++++ Material provided

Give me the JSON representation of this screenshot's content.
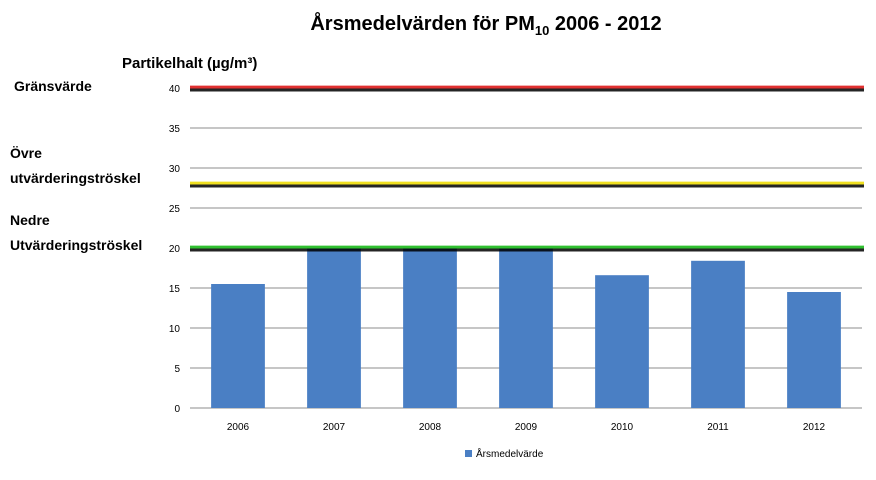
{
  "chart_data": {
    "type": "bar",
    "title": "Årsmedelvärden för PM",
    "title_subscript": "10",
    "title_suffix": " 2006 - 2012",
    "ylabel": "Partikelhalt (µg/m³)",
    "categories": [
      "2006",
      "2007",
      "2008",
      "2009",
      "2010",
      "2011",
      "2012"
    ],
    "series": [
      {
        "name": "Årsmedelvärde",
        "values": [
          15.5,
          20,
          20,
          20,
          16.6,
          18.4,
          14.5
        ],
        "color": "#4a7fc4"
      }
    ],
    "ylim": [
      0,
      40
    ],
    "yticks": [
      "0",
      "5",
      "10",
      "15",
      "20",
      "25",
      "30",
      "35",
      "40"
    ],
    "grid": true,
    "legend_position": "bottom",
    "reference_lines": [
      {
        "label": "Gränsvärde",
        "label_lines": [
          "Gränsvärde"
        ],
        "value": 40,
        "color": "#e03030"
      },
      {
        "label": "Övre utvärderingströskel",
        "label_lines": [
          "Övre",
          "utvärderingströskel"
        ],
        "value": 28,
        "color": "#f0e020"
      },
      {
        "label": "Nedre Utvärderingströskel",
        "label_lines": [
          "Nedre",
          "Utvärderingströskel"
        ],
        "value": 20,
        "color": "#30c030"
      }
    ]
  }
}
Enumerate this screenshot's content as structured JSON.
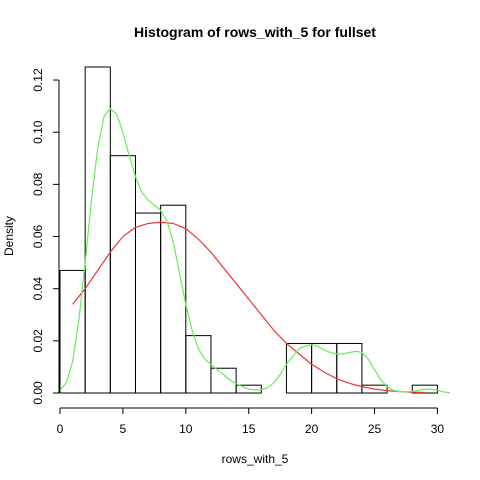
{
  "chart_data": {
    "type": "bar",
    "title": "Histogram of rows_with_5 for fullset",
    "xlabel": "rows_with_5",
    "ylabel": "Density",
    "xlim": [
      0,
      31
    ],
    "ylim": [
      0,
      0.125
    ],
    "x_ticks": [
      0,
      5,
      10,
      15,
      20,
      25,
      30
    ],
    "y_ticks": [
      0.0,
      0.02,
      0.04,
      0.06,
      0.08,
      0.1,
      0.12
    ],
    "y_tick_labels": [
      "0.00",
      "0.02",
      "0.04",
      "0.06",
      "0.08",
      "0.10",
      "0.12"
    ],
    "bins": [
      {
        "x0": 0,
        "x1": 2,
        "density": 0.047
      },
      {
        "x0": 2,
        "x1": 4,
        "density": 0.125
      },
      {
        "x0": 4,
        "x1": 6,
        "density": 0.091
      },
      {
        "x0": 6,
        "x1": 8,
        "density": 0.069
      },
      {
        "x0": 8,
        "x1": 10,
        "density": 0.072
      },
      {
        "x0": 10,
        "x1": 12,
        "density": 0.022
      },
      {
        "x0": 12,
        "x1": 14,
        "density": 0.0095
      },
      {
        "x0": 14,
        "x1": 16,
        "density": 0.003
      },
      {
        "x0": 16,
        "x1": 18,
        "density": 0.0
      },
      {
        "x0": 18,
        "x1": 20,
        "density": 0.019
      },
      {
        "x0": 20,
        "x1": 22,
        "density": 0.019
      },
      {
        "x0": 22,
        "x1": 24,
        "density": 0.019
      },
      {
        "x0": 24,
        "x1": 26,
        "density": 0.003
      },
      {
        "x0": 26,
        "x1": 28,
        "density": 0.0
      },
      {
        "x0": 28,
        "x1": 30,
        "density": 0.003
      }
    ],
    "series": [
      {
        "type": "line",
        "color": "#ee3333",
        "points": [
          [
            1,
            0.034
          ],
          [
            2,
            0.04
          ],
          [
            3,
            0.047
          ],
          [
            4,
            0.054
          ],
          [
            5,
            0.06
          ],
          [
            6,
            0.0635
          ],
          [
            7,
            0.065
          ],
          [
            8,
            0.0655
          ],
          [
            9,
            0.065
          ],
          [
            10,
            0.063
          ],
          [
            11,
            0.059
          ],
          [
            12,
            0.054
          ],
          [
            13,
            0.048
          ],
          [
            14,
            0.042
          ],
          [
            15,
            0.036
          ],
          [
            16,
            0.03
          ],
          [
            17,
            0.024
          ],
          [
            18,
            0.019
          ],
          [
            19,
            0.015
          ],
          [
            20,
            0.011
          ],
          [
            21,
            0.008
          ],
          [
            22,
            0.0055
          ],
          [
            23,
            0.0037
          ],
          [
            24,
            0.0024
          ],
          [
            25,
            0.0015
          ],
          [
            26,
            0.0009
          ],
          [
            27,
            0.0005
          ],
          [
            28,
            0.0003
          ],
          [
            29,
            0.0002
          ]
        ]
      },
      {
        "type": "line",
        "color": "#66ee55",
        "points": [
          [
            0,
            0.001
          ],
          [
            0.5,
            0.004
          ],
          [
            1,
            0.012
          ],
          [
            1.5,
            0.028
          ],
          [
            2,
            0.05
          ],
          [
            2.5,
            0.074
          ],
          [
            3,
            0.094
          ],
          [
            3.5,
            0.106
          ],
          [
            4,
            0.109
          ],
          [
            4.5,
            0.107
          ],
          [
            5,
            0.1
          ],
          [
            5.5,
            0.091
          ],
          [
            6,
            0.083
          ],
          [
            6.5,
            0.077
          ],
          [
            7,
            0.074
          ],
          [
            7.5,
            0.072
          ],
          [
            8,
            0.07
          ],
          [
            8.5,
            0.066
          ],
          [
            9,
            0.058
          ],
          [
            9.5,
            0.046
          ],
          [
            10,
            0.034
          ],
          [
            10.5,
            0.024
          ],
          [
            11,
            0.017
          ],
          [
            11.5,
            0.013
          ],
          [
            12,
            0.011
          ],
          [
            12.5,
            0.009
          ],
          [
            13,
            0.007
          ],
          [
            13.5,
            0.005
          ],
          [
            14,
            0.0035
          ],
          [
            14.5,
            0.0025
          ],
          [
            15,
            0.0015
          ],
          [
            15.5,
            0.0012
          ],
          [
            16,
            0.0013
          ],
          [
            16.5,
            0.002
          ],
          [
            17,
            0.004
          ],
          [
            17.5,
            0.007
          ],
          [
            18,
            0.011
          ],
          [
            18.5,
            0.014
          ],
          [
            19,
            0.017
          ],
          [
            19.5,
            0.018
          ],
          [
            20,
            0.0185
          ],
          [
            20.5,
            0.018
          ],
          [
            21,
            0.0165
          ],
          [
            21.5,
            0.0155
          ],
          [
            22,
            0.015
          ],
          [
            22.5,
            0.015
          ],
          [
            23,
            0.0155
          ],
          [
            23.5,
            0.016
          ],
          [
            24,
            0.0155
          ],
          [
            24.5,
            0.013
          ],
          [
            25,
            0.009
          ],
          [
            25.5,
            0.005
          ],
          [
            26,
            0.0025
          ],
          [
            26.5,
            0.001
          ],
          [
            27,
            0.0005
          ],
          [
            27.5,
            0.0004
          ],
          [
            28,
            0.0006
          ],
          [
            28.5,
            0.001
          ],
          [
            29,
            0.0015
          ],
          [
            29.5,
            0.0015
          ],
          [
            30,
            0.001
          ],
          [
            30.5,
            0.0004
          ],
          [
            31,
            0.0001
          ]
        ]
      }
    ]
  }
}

++++++++

- [Aim of the exercise]
Pull out every line of the entries that includes the word "screenshot".

- [Result of this exercise]
Give me the JSON representation of this screenshot's content.
Enumerate this screenshot's content as structured JSON.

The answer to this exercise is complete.